(Data entries for graphics)
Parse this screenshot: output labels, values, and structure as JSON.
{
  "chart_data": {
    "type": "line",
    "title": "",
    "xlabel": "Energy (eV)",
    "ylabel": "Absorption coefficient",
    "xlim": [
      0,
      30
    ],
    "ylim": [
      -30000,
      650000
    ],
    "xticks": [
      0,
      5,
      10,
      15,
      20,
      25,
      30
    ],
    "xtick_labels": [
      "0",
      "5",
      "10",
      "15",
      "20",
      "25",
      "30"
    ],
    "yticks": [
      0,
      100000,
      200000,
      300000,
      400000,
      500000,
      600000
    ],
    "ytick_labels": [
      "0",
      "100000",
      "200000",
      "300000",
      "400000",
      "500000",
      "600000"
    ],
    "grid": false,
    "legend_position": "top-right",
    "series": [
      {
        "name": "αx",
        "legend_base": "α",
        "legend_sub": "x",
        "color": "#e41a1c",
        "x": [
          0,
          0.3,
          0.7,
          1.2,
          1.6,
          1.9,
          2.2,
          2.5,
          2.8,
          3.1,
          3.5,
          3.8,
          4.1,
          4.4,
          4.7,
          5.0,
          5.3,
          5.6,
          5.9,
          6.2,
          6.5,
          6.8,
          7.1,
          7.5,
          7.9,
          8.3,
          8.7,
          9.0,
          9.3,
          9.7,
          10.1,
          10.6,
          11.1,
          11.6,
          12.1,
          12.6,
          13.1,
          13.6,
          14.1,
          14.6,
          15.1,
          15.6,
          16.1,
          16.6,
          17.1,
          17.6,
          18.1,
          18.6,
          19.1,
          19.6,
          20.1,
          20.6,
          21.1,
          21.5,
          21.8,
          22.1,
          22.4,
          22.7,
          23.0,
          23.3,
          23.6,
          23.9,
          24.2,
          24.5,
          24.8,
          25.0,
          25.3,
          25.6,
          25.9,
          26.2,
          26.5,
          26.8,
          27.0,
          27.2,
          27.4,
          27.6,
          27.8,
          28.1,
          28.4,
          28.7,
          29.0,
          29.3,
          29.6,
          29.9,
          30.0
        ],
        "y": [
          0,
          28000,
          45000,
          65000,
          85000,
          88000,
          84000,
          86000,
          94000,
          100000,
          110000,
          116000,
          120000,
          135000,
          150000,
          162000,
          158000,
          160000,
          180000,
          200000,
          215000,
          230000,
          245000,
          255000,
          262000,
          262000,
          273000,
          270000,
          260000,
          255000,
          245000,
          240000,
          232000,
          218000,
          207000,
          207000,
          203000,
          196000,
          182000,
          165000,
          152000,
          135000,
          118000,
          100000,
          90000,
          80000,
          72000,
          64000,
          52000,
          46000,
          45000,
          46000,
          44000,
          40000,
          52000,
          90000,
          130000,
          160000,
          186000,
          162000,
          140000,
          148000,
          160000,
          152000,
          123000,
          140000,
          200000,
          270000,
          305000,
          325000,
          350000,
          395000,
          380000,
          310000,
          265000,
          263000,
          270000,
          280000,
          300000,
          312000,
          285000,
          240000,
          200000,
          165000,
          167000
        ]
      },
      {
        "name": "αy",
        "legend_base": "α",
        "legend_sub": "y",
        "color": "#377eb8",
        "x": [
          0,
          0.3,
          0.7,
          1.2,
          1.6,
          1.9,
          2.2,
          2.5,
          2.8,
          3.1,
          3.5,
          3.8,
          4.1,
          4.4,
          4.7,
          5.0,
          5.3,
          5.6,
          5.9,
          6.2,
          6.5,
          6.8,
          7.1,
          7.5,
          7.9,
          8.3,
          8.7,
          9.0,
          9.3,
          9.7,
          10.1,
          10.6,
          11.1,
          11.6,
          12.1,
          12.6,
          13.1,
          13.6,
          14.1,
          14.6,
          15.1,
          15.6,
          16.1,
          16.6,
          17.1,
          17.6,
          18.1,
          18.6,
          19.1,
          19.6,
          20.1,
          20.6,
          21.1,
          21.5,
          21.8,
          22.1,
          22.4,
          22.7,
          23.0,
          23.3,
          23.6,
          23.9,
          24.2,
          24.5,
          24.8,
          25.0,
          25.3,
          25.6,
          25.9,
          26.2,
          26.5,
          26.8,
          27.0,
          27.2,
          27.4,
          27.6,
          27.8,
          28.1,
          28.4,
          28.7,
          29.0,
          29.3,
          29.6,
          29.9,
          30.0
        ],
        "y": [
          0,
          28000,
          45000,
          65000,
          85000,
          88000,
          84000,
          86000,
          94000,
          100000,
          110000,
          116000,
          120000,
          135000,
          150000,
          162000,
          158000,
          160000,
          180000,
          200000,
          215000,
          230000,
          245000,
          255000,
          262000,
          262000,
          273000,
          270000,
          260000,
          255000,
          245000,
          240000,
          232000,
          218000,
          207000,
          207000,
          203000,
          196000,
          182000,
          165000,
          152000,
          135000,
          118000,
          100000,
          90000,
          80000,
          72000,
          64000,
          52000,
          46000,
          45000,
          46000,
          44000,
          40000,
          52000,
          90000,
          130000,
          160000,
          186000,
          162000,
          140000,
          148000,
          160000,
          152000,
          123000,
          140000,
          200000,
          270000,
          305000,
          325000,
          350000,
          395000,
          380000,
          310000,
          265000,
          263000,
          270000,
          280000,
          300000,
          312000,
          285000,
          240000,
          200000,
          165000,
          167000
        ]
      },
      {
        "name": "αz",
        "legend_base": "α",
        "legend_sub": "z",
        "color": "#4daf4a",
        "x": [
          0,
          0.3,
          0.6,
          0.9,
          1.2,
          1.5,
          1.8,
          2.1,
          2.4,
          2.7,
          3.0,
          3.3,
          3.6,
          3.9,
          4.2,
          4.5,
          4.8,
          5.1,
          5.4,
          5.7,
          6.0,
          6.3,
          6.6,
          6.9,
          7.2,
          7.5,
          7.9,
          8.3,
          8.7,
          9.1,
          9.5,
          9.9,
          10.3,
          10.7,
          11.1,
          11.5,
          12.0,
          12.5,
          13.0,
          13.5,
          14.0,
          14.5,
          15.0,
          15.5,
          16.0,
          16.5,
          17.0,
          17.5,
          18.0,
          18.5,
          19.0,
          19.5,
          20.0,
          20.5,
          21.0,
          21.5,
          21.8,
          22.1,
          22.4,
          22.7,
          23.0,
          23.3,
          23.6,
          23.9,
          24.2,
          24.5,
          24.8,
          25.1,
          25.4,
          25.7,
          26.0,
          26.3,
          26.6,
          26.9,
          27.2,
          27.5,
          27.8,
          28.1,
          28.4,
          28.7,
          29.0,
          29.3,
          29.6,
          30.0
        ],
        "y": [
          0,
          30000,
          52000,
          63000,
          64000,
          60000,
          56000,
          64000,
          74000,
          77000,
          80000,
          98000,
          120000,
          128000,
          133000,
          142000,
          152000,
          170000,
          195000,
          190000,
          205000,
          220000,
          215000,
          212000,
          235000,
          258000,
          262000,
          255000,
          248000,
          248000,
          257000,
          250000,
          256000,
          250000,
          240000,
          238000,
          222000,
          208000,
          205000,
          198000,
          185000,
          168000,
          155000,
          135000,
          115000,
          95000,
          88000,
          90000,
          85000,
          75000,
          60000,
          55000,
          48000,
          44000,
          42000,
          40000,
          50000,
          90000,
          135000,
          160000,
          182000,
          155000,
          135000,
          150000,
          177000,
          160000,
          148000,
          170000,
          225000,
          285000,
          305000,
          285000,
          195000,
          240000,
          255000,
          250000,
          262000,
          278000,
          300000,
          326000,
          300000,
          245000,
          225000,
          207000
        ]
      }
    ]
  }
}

◆ WHAT NEEDS TO BE DONE ◆
Your task is to retype all the records above with nothing left out.

◆ EXPECTED OUTPUT ◆
Parse this screenshot: output labels, values, and structure as JSON.
{
  "chart_data": {
    "type": "line",
    "title": "",
    "xlabel": "Energy (eV)",
    "ylabel": "Absorption coefficient",
    "xlim": [
      0,
      30
    ],
    "ylim": [
      -30000,
      650000
    ],
    "xticks": [
      0,
      5,
      10,
      15,
      20,
      25,
      30
    ],
    "xtick_labels": [
      "0",
      "5",
      "10",
      "15",
      "20",
      "25",
      "30"
    ],
    "yticks": [
      0,
      100000,
      200000,
      300000,
      400000,
      500000,
      600000
    ],
    "ytick_labels": [
      "0",
      "100000",
      "200000",
      "300000",
      "400000",
      "500000",
      "600000"
    ],
    "grid": false,
    "legend_position": "top-right",
    "series": [
      {
        "name": "αx",
        "legend_base": "α",
        "legend_sub": "x",
        "color": "#e41a1c",
        "x": [
          0,
          0.3,
          0.7,
          1.2,
          1.6,
          1.9,
          2.2,
          2.5,
          2.8,
          3.1,
          3.5,
          3.8,
          4.1,
          4.4,
          4.7,
          5.0,
          5.3,
          5.6,
          5.9,
          6.2,
          6.5,
          6.8,
          7.1,
          7.5,
          7.9,
          8.3,
          8.7,
          9.0,
          9.3,
          9.7,
          10.1,
          10.6,
          11.1,
          11.6,
          12.1,
          12.6,
          13.1,
          13.6,
          14.1,
          14.6,
          15.1,
          15.6,
          16.1,
          16.6,
          17.1,
          17.6,
          18.1,
          18.6,
          19.1,
          19.6,
          20.1,
          20.6,
          21.1,
          21.5,
          21.8,
          22.1,
          22.4,
          22.7,
          23.0,
          23.3,
          23.6,
          23.9,
          24.2,
          24.5,
          24.8,
          25.0,
          25.3,
          25.6,
          25.9,
          26.2,
          26.5,
          26.8,
          27.0,
          27.2,
          27.4,
          27.6,
          27.8,
          28.1,
          28.4,
          28.7,
          29.0,
          29.3,
          29.6,
          29.9,
          30.0
        ],
        "y": [
          0,
          28000,
          45000,
          65000,
          85000,
          88000,
          84000,
          86000,
          94000,
          100000,
          110000,
          116000,
          120000,
          135000,
          150000,
          162000,
          158000,
          160000,
          180000,
          200000,
          215000,
          230000,
          245000,
          255000,
          262000,
          262000,
          273000,
          270000,
          260000,
          255000,
          245000,
          240000,
          232000,
          218000,
          207000,
          207000,
          203000,
          196000,
          182000,
          165000,
          152000,
          135000,
          118000,
          100000,
          90000,
          80000,
          72000,
          64000,
          52000,
          46000,
          45000,
          46000,
          44000,
          40000,
          52000,
          90000,
          130000,
          160000,
          186000,
          162000,
          140000,
          148000,
          160000,
          152000,
          123000,
          140000,
          200000,
          270000,
          305000,
          325000,
          350000,
          395000,
          380000,
          310000,
          265000,
          263000,
          270000,
          280000,
          300000,
          312000,
          285000,
          240000,
          200000,
          165000,
          167000
        ]
      },
      {
        "name": "αy",
        "legend_base": "α",
        "legend_sub": "y",
        "color": "#377eb8",
        "x": [
          0,
          0.3,
          0.7,
          1.2,
          1.6,
          1.9,
          2.2,
          2.5,
          2.8,
          3.1,
          3.5,
          3.8,
          4.1,
          4.4,
          4.7,
          5.0,
          5.3,
          5.6,
          5.9,
          6.2,
          6.5,
          6.8,
          7.1,
          7.5,
          7.9,
          8.3,
          8.7,
          9.0,
          9.3,
          9.7,
          10.1,
          10.6,
          11.1,
          11.6,
          12.1,
          12.6,
          13.1,
          13.6,
          14.1,
          14.6,
          15.1,
          15.6,
          16.1,
          16.6,
          17.1,
          17.6,
          18.1,
          18.6,
          19.1,
          19.6,
          20.1,
          20.6,
          21.1,
          21.5,
          21.8,
          22.1,
          22.4,
          22.7,
          23.0,
          23.3,
          23.6,
          23.9,
          24.2,
          24.5,
          24.8,
          25.0,
          25.3,
          25.6,
          25.9,
          26.2,
          26.5,
          26.8,
          27.0,
          27.2,
          27.4,
          27.6,
          27.8,
          28.1,
          28.4,
          28.7,
          29.0,
          29.3,
          29.6,
          29.9,
          30.0
        ],
        "y": [
          0,
          28000,
          45000,
          65000,
          85000,
          88000,
          84000,
          86000,
          94000,
          100000,
          110000,
          116000,
          120000,
          135000,
          150000,
          162000,
          158000,
          160000,
          180000,
          200000,
          215000,
          230000,
          245000,
          255000,
          262000,
          262000,
          273000,
          270000,
          260000,
          255000,
          245000,
          240000,
          232000,
          218000,
          207000,
          207000,
          203000,
          196000,
          182000,
          165000,
          152000,
          135000,
          118000,
          100000,
          90000,
          80000,
          72000,
          64000,
          52000,
          46000,
          45000,
          46000,
          44000,
          40000,
          52000,
          90000,
          130000,
          160000,
          186000,
          162000,
          140000,
          148000,
          160000,
          152000,
          123000,
          140000,
          200000,
          270000,
          305000,
          325000,
          350000,
          395000,
          380000,
          310000,
          265000,
          263000,
          270000,
          280000,
          300000,
          312000,
          285000,
          240000,
          200000,
          165000,
          167000
        ]
      },
      {
        "name": "αz",
        "legend_base": "α",
        "legend_sub": "z",
        "color": "#4daf4a",
        "x": [
          0,
          0.3,
          0.6,
          0.9,
          1.2,
          1.5,
          1.8,
          2.1,
          2.4,
          2.7,
          3.0,
          3.3,
          3.6,
          3.9,
          4.2,
          4.5,
          4.8,
          5.1,
          5.4,
          5.7,
          6.0,
          6.3,
          6.6,
          6.9,
          7.2,
          7.5,
          7.9,
          8.3,
          8.7,
          9.1,
          9.5,
          9.9,
          10.3,
          10.7,
          11.1,
          11.5,
          12.0,
          12.5,
          13.0,
          13.5,
          14.0,
          14.5,
          15.0,
          15.5,
          16.0,
          16.5,
          17.0,
          17.5,
          18.0,
          18.5,
          19.0,
          19.5,
          20.0,
          20.5,
          21.0,
          21.5,
          21.8,
          22.1,
          22.4,
          22.7,
          23.0,
          23.3,
          23.6,
          23.9,
          24.2,
          24.5,
          24.8,
          25.1,
          25.4,
          25.7,
          26.0,
          26.3,
          26.6,
          26.9,
          27.2,
          27.5,
          27.8,
          28.1,
          28.4,
          28.7,
          29.0,
          29.3,
          29.6,
          30.0
        ],
        "y": [
          0,
          30000,
          52000,
          63000,
          64000,
          60000,
          56000,
          64000,
          74000,
          77000,
          80000,
          98000,
          120000,
          128000,
          133000,
          142000,
          152000,
          170000,
          195000,
          190000,
          205000,
          220000,
          215000,
          212000,
          235000,
          258000,
          262000,
          255000,
          248000,
          248000,
          257000,
          250000,
          256000,
          250000,
          240000,
          238000,
          222000,
          208000,
          205000,
          198000,
          185000,
          168000,
          155000,
          135000,
          115000,
          95000,
          88000,
          90000,
          85000,
          75000,
          60000,
          55000,
          48000,
          44000,
          42000,
          40000,
          50000,
          90000,
          135000,
          160000,
          182000,
          155000,
          135000,
          150000,
          177000,
          160000,
          148000,
          170000,
          225000,
          285000,
          305000,
          285000,
          195000,
          240000,
          255000,
          250000,
          262000,
          278000,
          300000,
          326000,
          300000,
          245000,
          225000,
          207000
        ]
      }
    ]
  }
}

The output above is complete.